+++ Task inputs

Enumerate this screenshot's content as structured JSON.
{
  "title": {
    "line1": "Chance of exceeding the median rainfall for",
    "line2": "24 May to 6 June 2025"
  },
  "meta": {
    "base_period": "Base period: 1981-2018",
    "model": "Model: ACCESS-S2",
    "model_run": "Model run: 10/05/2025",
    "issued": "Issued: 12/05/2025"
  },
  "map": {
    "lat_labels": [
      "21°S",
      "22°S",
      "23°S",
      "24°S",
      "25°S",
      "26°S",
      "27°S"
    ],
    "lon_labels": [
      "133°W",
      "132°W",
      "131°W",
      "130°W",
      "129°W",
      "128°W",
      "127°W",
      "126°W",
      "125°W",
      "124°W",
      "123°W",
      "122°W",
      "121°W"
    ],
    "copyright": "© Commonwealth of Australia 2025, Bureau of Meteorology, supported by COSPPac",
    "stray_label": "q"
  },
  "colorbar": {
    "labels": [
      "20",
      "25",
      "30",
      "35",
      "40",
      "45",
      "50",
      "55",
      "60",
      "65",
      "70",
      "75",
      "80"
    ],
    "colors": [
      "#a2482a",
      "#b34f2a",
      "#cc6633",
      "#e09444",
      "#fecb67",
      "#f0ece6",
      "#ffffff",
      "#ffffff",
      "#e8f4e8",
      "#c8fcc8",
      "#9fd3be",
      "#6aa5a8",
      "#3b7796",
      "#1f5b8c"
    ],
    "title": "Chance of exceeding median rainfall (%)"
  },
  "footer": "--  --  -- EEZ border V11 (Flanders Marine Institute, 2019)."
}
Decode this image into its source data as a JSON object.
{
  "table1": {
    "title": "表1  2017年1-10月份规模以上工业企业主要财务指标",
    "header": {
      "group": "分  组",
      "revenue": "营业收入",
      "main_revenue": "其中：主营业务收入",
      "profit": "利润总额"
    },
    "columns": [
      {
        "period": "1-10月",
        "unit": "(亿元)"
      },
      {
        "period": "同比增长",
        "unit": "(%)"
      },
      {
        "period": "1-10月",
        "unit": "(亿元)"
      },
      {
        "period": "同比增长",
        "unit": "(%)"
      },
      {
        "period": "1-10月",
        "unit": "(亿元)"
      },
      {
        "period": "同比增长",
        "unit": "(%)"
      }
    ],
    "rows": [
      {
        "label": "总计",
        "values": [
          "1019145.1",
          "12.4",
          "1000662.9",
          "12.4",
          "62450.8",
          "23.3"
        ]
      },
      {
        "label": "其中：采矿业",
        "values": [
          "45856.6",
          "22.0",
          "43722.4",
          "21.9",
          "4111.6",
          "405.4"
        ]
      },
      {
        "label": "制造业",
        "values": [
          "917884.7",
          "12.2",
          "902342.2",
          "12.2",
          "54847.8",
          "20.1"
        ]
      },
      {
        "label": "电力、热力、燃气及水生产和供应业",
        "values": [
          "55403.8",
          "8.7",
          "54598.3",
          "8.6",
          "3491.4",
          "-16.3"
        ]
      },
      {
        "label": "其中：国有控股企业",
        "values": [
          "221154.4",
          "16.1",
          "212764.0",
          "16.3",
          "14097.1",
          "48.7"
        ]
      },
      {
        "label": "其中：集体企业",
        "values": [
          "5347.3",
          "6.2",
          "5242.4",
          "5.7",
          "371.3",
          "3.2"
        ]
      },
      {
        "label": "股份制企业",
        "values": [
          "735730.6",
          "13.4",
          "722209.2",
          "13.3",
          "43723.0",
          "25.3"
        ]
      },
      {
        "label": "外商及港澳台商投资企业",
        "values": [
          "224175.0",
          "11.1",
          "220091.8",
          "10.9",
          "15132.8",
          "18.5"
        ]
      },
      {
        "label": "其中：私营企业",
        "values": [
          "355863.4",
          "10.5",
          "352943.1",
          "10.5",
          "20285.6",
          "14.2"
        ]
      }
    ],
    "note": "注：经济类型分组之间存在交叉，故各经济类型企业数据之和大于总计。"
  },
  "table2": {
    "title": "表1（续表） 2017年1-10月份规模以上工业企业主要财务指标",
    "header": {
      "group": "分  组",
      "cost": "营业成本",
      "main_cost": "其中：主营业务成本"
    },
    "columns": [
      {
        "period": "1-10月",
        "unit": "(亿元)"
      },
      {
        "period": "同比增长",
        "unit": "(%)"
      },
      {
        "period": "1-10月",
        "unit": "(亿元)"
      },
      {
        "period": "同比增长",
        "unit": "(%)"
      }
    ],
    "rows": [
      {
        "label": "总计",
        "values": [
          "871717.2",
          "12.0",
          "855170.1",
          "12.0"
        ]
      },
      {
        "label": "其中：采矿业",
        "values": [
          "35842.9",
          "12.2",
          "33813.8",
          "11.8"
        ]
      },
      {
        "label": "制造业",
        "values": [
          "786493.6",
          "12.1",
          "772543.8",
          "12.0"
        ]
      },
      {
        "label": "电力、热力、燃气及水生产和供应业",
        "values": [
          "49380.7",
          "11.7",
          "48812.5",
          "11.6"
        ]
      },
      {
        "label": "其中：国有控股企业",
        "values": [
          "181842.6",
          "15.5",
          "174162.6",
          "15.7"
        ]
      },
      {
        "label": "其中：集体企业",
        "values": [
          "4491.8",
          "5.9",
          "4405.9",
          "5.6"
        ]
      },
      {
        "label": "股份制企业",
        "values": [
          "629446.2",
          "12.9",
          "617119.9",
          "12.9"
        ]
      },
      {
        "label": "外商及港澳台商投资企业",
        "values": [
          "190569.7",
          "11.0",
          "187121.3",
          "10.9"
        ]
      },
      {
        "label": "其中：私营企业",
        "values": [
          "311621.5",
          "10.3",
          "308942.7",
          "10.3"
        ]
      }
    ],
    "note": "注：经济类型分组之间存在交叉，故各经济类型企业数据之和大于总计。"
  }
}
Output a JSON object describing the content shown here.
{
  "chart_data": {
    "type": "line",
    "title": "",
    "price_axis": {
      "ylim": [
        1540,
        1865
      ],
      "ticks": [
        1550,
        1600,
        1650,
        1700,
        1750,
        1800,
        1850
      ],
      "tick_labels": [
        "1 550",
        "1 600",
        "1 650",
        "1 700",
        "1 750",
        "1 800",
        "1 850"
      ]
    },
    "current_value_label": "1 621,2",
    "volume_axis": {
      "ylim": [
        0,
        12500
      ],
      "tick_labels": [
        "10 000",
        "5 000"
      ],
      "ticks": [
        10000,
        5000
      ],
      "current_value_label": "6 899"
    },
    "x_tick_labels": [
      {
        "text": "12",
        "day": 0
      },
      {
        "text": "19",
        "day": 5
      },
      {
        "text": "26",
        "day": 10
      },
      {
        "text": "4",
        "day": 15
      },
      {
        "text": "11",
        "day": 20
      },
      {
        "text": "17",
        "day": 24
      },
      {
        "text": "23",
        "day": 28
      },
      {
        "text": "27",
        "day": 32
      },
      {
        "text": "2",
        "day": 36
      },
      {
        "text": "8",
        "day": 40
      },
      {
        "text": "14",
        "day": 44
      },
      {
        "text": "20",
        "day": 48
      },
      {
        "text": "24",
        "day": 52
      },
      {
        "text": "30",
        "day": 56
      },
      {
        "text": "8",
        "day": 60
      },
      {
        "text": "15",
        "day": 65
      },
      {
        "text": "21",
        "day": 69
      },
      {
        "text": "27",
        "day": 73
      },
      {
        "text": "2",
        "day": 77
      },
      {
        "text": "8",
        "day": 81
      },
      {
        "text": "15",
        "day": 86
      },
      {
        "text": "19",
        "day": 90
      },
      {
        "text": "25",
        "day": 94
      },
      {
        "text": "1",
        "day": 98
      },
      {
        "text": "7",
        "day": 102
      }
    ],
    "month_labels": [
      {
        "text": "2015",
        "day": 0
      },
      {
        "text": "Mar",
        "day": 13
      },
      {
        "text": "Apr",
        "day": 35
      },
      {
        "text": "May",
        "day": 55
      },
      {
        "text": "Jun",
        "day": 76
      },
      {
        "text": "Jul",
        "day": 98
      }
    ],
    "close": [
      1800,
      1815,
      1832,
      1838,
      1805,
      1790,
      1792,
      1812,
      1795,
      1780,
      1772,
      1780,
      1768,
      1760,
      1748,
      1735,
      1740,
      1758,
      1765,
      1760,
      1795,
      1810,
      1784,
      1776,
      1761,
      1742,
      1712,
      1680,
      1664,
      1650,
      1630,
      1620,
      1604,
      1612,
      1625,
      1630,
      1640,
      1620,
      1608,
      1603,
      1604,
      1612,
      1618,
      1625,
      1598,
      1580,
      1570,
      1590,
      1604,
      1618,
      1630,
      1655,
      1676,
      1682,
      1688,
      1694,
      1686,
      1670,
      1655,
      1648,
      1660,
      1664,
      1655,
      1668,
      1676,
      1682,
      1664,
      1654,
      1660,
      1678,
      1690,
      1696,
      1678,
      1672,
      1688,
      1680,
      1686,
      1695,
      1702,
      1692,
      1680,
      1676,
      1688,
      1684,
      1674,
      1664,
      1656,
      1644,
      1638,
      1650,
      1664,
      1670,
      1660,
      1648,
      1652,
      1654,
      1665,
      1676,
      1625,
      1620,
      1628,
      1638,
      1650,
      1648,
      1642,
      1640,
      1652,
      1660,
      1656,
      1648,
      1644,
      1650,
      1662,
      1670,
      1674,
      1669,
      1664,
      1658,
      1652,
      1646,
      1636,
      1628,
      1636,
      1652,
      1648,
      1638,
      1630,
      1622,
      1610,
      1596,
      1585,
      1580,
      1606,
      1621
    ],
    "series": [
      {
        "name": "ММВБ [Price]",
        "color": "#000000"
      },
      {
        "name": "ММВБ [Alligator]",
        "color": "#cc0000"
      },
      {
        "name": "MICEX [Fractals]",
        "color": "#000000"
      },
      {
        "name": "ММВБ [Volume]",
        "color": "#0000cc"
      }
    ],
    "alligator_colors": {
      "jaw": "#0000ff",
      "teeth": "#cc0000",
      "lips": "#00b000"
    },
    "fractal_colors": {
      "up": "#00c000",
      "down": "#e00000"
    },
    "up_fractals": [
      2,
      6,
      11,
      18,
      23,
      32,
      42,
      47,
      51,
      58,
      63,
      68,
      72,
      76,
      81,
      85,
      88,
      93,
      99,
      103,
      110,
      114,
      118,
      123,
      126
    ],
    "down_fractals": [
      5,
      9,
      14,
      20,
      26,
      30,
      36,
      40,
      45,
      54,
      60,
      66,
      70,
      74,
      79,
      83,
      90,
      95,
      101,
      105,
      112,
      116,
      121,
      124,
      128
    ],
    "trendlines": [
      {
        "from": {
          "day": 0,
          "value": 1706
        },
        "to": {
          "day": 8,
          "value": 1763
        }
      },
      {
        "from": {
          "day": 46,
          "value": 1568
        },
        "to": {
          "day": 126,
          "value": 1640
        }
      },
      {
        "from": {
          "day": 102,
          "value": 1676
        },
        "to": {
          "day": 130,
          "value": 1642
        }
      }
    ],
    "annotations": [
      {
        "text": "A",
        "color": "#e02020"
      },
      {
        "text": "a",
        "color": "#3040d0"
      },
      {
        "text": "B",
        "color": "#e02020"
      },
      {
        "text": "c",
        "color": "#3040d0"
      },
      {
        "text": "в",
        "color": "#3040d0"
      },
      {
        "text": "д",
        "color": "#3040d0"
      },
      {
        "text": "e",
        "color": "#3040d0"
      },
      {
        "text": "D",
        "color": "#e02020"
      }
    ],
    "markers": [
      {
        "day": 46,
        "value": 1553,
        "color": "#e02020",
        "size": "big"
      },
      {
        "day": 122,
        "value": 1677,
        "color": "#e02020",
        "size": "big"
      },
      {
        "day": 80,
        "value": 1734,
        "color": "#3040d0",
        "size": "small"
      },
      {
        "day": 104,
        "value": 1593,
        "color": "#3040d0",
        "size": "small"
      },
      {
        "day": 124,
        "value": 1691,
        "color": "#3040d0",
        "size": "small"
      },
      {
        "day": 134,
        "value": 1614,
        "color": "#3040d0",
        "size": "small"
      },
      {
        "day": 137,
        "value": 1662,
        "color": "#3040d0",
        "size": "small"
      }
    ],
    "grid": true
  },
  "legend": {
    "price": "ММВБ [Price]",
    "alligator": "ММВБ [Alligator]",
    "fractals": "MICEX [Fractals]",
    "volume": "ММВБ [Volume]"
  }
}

++++++

*Aim*: The answer is one number: how many lines of the material above contain "Chance".

*Written response*: 2